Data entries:
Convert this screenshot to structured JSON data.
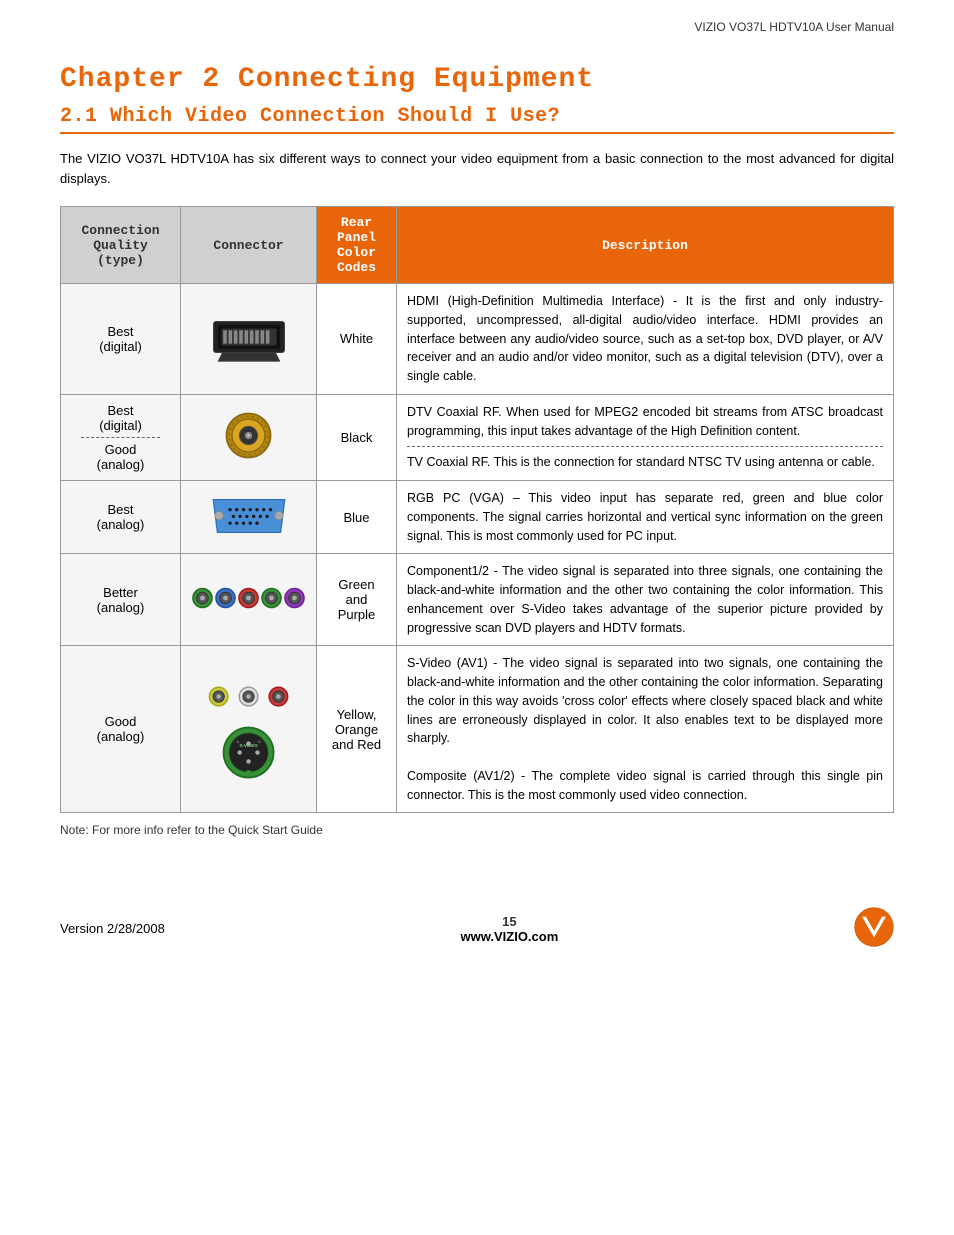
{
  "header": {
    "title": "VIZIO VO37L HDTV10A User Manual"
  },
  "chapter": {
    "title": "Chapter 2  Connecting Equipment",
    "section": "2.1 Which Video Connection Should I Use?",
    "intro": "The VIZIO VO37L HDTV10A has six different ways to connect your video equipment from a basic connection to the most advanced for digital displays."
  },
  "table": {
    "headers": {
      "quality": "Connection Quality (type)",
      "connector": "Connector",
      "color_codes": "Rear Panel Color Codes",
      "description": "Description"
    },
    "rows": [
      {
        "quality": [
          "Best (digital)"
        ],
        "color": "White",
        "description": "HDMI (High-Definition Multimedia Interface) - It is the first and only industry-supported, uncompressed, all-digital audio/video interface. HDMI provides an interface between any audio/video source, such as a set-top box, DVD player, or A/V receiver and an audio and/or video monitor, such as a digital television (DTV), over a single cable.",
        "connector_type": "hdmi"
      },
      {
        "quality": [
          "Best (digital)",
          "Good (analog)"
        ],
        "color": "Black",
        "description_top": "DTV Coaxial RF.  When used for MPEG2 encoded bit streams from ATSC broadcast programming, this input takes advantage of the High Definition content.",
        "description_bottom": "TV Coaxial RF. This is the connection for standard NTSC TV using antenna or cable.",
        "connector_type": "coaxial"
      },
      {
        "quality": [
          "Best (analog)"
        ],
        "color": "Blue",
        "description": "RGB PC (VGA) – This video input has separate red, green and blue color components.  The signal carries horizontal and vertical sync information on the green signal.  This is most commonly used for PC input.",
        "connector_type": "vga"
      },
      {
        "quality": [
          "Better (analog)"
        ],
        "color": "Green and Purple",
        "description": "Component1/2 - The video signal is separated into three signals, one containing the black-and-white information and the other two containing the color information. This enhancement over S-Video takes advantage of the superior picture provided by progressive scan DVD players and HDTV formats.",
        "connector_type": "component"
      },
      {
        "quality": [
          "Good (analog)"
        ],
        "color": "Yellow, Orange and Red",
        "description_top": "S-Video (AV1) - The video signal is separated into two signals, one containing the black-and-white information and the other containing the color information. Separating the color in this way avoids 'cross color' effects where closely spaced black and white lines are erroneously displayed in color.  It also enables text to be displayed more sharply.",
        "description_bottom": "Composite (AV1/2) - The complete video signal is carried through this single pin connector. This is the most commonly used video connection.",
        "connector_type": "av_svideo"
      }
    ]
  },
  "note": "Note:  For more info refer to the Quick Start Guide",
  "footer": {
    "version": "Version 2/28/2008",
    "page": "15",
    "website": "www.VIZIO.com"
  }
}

• Written problem
Pull out each line of the entries that contains "takes".

• Output
        "description_top": "DTV Coaxial RF.  When used for MPEG2 encoded bit streams from ATSC broadcast programming, this input takes advantage of the High Definition content.",
        "description": "Component1/2 - The video signal is separated into three signals, one containing the black-and-white information and the other two containing the color information. This enhancement over S-Video takes advantage of the superior picture provided by progressive scan DVD players and HDTV formats.",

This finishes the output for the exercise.